▶ RECORDS PROVIDED
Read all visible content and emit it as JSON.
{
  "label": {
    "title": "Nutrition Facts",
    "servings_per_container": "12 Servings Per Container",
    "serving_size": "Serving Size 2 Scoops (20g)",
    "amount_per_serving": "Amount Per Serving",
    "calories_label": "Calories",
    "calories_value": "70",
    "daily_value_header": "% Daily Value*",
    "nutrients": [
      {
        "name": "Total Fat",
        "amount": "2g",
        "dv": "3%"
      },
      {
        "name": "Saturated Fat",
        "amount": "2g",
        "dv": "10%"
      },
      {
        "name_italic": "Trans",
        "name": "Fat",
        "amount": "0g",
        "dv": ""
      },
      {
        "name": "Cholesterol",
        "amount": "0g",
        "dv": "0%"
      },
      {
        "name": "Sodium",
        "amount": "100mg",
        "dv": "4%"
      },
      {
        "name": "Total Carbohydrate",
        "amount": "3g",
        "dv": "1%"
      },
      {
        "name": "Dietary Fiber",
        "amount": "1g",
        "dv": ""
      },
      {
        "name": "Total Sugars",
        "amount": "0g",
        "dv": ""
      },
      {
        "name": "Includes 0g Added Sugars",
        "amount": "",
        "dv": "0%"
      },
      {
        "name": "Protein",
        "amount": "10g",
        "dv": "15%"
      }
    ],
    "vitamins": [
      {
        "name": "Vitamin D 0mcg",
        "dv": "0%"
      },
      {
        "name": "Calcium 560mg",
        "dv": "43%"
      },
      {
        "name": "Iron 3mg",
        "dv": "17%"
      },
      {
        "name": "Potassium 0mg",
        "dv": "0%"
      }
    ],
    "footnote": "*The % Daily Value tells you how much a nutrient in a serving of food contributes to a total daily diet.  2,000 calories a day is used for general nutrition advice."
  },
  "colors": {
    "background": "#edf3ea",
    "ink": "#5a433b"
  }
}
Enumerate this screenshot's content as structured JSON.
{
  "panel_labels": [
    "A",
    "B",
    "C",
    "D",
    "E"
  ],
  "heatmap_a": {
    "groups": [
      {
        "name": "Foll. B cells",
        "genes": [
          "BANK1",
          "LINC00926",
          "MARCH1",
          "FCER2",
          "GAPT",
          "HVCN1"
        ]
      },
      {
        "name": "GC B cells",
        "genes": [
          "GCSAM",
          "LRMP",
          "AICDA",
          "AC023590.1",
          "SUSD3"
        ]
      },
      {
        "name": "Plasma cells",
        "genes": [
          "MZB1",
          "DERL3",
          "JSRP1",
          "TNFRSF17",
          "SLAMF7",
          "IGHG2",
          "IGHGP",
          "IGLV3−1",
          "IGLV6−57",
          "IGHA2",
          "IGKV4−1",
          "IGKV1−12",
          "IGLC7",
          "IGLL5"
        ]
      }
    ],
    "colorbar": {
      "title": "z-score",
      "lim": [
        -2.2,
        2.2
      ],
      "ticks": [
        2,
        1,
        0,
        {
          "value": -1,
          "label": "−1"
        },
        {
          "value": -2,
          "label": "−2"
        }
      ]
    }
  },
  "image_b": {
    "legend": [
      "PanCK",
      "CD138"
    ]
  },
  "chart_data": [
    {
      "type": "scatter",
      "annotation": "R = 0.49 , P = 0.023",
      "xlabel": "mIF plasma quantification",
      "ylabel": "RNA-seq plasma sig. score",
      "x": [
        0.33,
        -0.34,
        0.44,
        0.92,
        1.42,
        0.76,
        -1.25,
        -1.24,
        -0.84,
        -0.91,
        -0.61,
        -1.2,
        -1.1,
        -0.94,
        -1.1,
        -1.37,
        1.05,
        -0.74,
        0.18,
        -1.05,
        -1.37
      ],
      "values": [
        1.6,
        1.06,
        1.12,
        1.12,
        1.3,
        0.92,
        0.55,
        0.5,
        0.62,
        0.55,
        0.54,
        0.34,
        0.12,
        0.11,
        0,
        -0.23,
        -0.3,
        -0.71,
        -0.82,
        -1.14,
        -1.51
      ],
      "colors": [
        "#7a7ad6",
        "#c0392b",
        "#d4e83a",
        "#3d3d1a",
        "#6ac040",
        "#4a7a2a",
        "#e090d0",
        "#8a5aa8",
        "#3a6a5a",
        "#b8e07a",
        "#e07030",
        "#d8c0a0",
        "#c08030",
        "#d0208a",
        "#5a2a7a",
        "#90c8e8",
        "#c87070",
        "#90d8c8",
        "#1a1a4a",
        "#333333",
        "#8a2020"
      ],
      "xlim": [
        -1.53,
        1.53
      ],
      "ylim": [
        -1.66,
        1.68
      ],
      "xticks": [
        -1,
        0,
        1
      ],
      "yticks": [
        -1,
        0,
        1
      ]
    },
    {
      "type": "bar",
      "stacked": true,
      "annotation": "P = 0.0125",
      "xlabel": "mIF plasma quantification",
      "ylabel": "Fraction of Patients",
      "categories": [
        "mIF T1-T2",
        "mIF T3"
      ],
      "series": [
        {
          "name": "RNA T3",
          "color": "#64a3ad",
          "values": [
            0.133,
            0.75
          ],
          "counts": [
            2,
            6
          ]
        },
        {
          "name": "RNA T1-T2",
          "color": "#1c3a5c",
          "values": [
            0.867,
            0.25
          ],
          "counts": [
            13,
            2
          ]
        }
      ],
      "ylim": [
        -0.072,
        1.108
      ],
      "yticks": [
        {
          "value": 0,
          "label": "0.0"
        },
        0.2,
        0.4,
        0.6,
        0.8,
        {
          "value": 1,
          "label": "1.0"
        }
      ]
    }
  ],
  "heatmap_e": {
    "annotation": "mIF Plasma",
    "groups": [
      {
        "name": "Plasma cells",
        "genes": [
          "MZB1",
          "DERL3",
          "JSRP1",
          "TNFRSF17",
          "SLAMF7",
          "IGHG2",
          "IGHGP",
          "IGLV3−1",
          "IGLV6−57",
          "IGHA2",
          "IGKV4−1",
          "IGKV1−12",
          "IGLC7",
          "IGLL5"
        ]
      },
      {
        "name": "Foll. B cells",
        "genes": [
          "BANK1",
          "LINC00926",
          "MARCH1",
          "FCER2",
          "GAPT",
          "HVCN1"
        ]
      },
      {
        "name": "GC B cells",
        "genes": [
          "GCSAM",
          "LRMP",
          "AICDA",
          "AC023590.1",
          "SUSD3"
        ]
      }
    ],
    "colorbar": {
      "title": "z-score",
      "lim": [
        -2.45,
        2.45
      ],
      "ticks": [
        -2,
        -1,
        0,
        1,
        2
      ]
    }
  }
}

▶ THE PROBLEM
Reproduce the data in full, exactly.

▶ SOLVED EXERCISE
Read all visible content and emit it as JSON.
{
  "label": {
    "title": "Nutrition Facts",
    "servings_per_container": "12 Servings Per Container",
    "serving_size": "Serving Size 2 Scoops (20g)",
    "amount_per_serving": "Amount Per Serving",
    "calories_label": "Calories",
    "calories_value": "70",
    "daily_value_header": "% Daily Value*",
    "nutrients": [
      {
        "name": "Total Fat",
        "amount": "2g",
        "dv": "3%"
      },
      {
        "name": "Saturated Fat",
        "amount": "2g",
        "dv": "10%"
      },
      {
        "name_italic": "Trans",
        "name": "Fat",
        "amount": "0g",
        "dv": ""
      },
      {
        "name": "Cholesterol",
        "amount": "0g",
        "dv": "0%"
      },
      {
        "name": "Sodium",
        "amount": "100mg",
        "dv": "4%"
      },
      {
        "name": "Total Carbohydrate",
        "amount": "3g",
        "dv": "1%"
      },
      {
        "name": "Dietary Fiber",
        "amount": "1g",
        "dv": ""
      },
      {
        "name": "Total Sugars",
        "amount": "0g",
        "dv": ""
      },
      {
        "name": "Includes 0g Added Sugars",
        "amount": "",
        "dv": "0%"
      },
      {
        "name": "Protein",
        "amount": "10g",
        "dv": "15%"
      }
    ],
    "vitamins": [
      {
        "name": "Vitamin D 0mcg",
        "dv": "0%"
      },
      {
        "name": "Calcium 560mg",
        "dv": "43%"
      },
      {
        "name": "Iron 3mg",
        "dv": "17%"
      },
      {
        "name": "Potassium 0mg",
        "dv": "0%"
      }
    ],
    "footnote": "*The % Daily Value tells you how much a nutrient in a serving of food contributes to a total daily diet.  2,000 calories a day is used for general nutrition advice."
  },
  "colors": {
    "background": "#edf3ea",
    "ink": "#5a433b"
  }
}
Enumerate this screenshot's content as structured JSON.
{
  "panel_labels": [
    "A",
    "B",
    "C",
    "D",
    "E"
  ],
  "heatmap_a": {
    "groups": [
      {
        "name": "Foll. B cells",
        "genes": [
          "BANK1",
          "LINC00926",
          "MARCH1",
          "FCER2",
          "GAPT",
          "HVCN1"
        ]
      },
      {
        "name": "GC B cells",
        "genes": [
          "GCSAM",
          "LRMP",
          "AICDA",
          "AC023590.1",
          "SUSD3"
        ]
      },
      {
        "name": "Plasma cells",
        "genes": [
          "MZB1",
          "DERL3",
          "JSRP1",
          "TNFRSF17",
          "SLAMF7",
          "IGHG2",
          "IGHGP",
          "IGLV3−1",
          "IGLV6−57",
          "IGHA2",
          "IGKV4−1",
          "IGKV1−12",
          "IGLC7",
          "IGLL5"
        ]
      }
    ],
    "colorbar": {
      "title": "z-score",
      "lim": [
        -2.2,
        2.2
      ],
      "ticks": [
        2,
        1,
        0,
        {
          "value": -1,
          "label": "−1"
        },
        {
          "value": -2,
          "label": "−2"
        }
      ]
    }
  },
  "image_b": {
    "legend": [
      "PanCK",
      "CD138"
    ]
  },
  "chart_data": [
    {
      "type": "scatter",
      "annotation": "R = 0.49 , P = 0.023",
      "xlabel": "mIF plasma quantification",
      "ylabel": "RNA-seq plasma sig. score",
      "x": [
        0.33,
        -0.34,
        0.44,
        0.92,
        1.42,
        0.76,
        -1.25,
        -1.24,
        -0.84,
        -0.91,
        -0.61,
        -1.2,
        -1.1,
        -0.94,
        -1.1,
        -1.37,
        1.05,
        -0.74,
        0.18,
        -1.05,
        -1.37
      ],
      "values": [
        1.6,
        1.06,
        1.12,
        1.12,
        1.3,
        0.92,
        0.55,
        0.5,
        0.62,
        0.55,
        0.54,
        0.34,
        0.12,
        0.11,
        0,
        -0.23,
        -0.3,
        -0.71,
        -0.82,
        -1.14,
        -1.51
      ],
      "colors": [
        "#7a7ad6",
        "#c0392b",
        "#d4e83a",
        "#3d3d1a",
        "#6ac040",
        "#4a7a2a",
        "#e090d0",
        "#8a5aa8",
        "#3a6a5a",
        "#b8e07a",
        "#e07030",
        "#d8c0a0",
        "#c08030",
        "#d0208a",
        "#5a2a7a",
        "#90c8e8",
        "#c87070",
        "#90d8c8",
        "#1a1a4a",
        "#333333",
        "#8a2020"
      ],
      "xlim": [
        -1.53,
        1.53
      ],
      "ylim": [
        -1.66,
        1.68
      ],
      "xticks": [
        -1,
        0,
        1
      ],
      "yticks": [
        -1,
        0,
        1
      ]
    },
    {
      "type": "bar",
      "stacked": true,
      "annotation": "P = 0.0125",
      "xlabel": "mIF plasma quantification",
      "ylabel": "Fraction of Patients",
      "categories": [
        "mIF T1-T2",
        "mIF T3"
      ],
      "series": [
        {
          "name": "RNA T3",
          "color": "#64a3ad",
          "values": [
            0.133,
            0.75
          ],
          "counts": [
            2,
            6
          ]
        },
        {
          "name": "RNA T1-T2",
          "color": "#1c3a5c",
          "values": [
            0.867,
            0.25
          ],
          "counts": [
            13,
            2
          ]
        }
      ],
      "ylim": [
        -0.072,
        1.108
      ],
      "yticks": [
        {
          "value": 0,
          "label": "0.0"
        },
        0.2,
        0.4,
        0.6,
        0.8,
        {
          "value": 1,
          "label": "1.0"
        }
      ]
    }
  ],
  "heatmap_e": {
    "annotation": "mIF Plasma",
    "groups": [
      {
        "name": "Plasma cells",
        "genes": [
          "MZB1",
          "DERL3",
          "JSRP1",
          "TNFRSF17",
          "SLAMF7",
          "IGHG2",
          "IGHGP",
          "IGLV3−1",
          "IGLV6−57",
          "IGHA2",
          "IGKV4−1",
          "IGKV1−12",
          "IGLC7",
          "IGLL5"
        ]
      },
      {
        "name": "Foll. B cells",
        "genes": [
          "BANK1",
          "LINC00926",
          "MARCH1",
          "FCER2",
          "GAPT",
          "HVCN1"
        ]
      },
      {
        "name": "GC B cells",
        "genes": [
          "GCSAM",
          "LRMP",
          "AICDA",
          "AC023590.1",
          "SUSD3"
        ]
      }
    ],
    "colorbar": {
      "title": "z-score",
      "lim": [
        -2.45,
        2.45
      ],
      "ticks": [
        -2,
        -1,
        0,
        1,
        2
      ]
    }
  }
}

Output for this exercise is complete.